### Exercise task
Can you write out all of the material below, word for word?
-.-.-
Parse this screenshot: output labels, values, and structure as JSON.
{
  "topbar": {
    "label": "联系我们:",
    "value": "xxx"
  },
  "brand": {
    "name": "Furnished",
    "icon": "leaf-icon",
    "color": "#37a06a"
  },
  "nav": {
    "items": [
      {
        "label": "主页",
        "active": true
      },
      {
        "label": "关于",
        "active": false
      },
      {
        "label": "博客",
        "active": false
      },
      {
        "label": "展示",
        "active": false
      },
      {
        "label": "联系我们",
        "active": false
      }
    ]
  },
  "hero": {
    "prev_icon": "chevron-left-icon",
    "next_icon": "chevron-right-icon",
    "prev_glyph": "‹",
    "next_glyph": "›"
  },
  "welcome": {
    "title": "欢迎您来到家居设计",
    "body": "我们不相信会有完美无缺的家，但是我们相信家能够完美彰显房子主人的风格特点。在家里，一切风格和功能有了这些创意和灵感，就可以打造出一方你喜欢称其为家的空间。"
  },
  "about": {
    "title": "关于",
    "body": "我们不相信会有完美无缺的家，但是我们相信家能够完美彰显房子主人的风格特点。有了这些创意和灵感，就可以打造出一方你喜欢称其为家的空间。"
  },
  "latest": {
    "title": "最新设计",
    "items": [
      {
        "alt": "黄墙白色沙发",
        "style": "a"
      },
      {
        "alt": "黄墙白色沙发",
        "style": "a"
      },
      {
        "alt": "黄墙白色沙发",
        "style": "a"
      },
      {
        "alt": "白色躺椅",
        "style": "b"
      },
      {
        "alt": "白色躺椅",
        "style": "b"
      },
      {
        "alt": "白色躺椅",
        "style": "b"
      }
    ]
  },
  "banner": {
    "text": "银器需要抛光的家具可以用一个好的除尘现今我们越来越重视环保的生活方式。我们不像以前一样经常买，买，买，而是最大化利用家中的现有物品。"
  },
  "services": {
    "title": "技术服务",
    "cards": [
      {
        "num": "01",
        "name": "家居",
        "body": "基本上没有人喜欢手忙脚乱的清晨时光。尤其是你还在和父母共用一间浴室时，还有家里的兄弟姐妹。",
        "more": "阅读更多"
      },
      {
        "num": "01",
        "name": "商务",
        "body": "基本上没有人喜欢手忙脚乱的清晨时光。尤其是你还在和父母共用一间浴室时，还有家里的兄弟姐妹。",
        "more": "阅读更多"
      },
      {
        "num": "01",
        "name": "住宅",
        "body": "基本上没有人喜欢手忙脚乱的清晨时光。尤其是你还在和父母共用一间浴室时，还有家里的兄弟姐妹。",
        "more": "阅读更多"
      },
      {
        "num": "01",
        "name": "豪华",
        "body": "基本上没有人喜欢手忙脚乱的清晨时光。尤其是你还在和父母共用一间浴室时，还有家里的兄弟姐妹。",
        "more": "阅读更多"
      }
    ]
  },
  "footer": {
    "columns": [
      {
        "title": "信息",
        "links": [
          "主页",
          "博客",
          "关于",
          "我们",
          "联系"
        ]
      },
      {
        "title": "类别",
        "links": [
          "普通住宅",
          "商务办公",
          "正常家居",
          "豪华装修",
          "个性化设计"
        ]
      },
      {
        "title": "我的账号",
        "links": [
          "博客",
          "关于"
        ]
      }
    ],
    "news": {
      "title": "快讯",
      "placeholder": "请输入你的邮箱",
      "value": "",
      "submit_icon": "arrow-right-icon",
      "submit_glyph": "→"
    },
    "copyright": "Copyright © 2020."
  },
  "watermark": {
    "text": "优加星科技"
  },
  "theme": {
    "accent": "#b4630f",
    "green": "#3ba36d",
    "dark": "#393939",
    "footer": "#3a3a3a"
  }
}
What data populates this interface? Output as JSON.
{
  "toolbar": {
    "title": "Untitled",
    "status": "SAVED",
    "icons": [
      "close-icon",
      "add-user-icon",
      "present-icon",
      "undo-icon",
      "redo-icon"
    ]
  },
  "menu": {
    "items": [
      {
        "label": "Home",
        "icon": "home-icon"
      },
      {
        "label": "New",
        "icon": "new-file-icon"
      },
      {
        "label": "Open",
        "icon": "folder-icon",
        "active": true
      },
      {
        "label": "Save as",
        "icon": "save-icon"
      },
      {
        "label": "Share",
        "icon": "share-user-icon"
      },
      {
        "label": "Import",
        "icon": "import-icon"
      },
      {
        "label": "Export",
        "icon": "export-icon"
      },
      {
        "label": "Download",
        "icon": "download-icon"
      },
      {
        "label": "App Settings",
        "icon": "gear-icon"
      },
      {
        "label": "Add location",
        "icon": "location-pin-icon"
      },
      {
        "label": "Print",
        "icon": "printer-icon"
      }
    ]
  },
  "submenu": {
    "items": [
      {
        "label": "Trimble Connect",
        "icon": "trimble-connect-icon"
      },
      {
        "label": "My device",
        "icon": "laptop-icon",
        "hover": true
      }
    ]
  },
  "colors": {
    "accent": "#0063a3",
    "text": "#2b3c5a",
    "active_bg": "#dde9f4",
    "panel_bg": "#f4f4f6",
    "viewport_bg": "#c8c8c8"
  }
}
-.-.-
### The solution
Parse this screenshot: output labels, values, and structure as JSON.
{
  "topbar": {
    "label": "联系我们:",
    "value": "xxx"
  },
  "brand": {
    "name": "Furnished",
    "icon": "leaf-icon",
    "color": "#37a06a"
  },
  "nav": {
    "items": [
      {
        "label": "主页",
        "active": true
      },
      {
        "label": "关于",
        "active": false
      },
      {
        "label": "博客",
        "active": false
      },
      {
        "label": "展示",
        "active": false
      },
      {
        "label": "联系我们",
        "active": false
      }
    ]
  },
  "hero": {
    "prev_icon": "chevron-left-icon",
    "next_icon": "chevron-right-icon",
    "prev_glyph": "‹",
    "next_glyph": "›"
  },
  "welcome": {
    "title": "欢迎您来到家居设计",
    "body": "我们不相信会有完美无缺的家，但是我们相信家能够完美彰显房子主人的风格特点。在家里，一切风格和功能有了这些创意和灵感，就可以打造出一方你喜欢称其为家的空间。"
  },
  "about": {
    "title": "关于",
    "body": "我们不相信会有完美无缺的家，但是我们相信家能够完美彰显房子主人的风格特点。有了这些创意和灵感，就可以打造出一方你喜欢称其为家的空间。"
  },
  "latest": {
    "title": "最新设计",
    "items": [
      {
        "alt": "黄墙白色沙发",
        "style": "a"
      },
      {
        "alt": "黄墙白色沙发",
        "style": "a"
      },
      {
        "alt": "黄墙白色沙发",
        "style": "a"
      },
      {
        "alt": "白色躺椅",
        "style": "b"
      },
      {
        "alt": "白色躺椅",
        "style": "b"
      },
      {
        "alt": "白色躺椅",
        "style": "b"
      }
    ]
  },
  "banner": {
    "text": "银器需要抛光的家具可以用一个好的除尘现今我们越来越重视环保的生活方式。我们不像以前一样经常买，买，买，而是最大化利用家中的现有物品。"
  },
  "services": {
    "title": "技术服务",
    "cards": [
      {
        "num": "01",
        "name": "家居",
        "body": "基本上没有人喜欢手忙脚乱的清晨时光。尤其是你还在和父母共用一间浴室时，还有家里的兄弟姐妹。",
        "more": "阅读更多"
      },
      {
        "num": "01",
        "name": "商务",
        "body": "基本上没有人喜欢手忙脚乱的清晨时光。尤其是你还在和父母共用一间浴室时，还有家里的兄弟姐妹。",
        "more": "阅读更多"
      },
      {
        "num": "01",
        "name": "住宅",
        "body": "基本上没有人喜欢手忙脚乱的清晨时光。尤其是你还在和父母共用一间浴室时，还有家里的兄弟姐妹。",
        "more": "阅读更多"
      },
      {
        "num": "01",
        "name": "豪华",
        "body": "基本上没有人喜欢手忙脚乱的清晨时光。尤其是你还在和父母共用一间浴室时，还有家里的兄弟姐妹。",
        "more": "阅读更多"
      }
    ]
  },
  "footer": {
    "columns": [
      {
        "title": "信息",
        "links": [
          "主页",
          "博客",
          "关于",
          "我们",
          "联系"
        ]
      },
      {
        "title": "类别",
        "links": [
          "普通住宅",
          "商务办公",
          "正常家居",
          "豪华装修",
          "个性化设计"
        ]
      },
      {
        "title": "我的账号",
        "links": [
          "博客",
          "关于"
        ]
      }
    ],
    "news": {
      "title": "快讯",
      "placeholder": "请输入你的邮箱",
      "value": "",
      "submit_icon": "arrow-right-icon",
      "submit_glyph": "→"
    },
    "copyright": "Copyright © 2020."
  },
  "watermark": {
    "text": "优加星科技"
  },
  "theme": {
    "accent": "#b4630f",
    "green": "#3ba36d",
    "dark": "#393939",
    "footer": "#3a3a3a"
  }
}
What data populates this interface? Output as JSON.
{
  "toolbar": {
    "title": "Untitled",
    "status": "SAVED",
    "icons": [
      "close-icon",
      "add-user-icon",
      "present-icon",
      "undo-icon",
      "redo-icon"
    ]
  },
  "menu": {
    "items": [
      {
        "label": "Home",
        "icon": "home-icon"
      },
      {
        "label": "New",
        "icon": "new-file-icon"
      },
      {
        "label": "Open",
        "icon": "folder-icon",
        "active": true
      },
      {
        "label": "Save as",
        "icon": "save-icon"
      },
      {
        "label": "Share",
        "icon": "share-user-icon"
      },
      {
        "label": "Import",
        "icon": "import-icon"
      },
      {
        "label": "Export",
        "icon": "export-icon"
      },
      {
        "label": "Download",
        "icon": "download-icon"
      },
      {
        "label": "App Settings",
        "icon": "gear-icon"
      },
      {
        "label": "Add location",
        "icon": "location-pin-icon"
      },
      {
        "label": "Print",
        "icon": "printer-icon"
      }
    ]
  },
  "submenu": {
    "items": [
      {
        "label": "Trimble Connect",
        "icon": "trimble-connect-icon"
      },
      {
        "label": "My device",
        "icon": "laptop-icon",
        "hover": true
      }
    ]
  },
  "colors": {
    "accent": "#0063a3",
    "text": "#2b3c5a",
    "active_bg": "#dde9f4",
    "panel_bg": "#f4f4f6",
    "viewport_bg": "#c8c8c8"
  }
}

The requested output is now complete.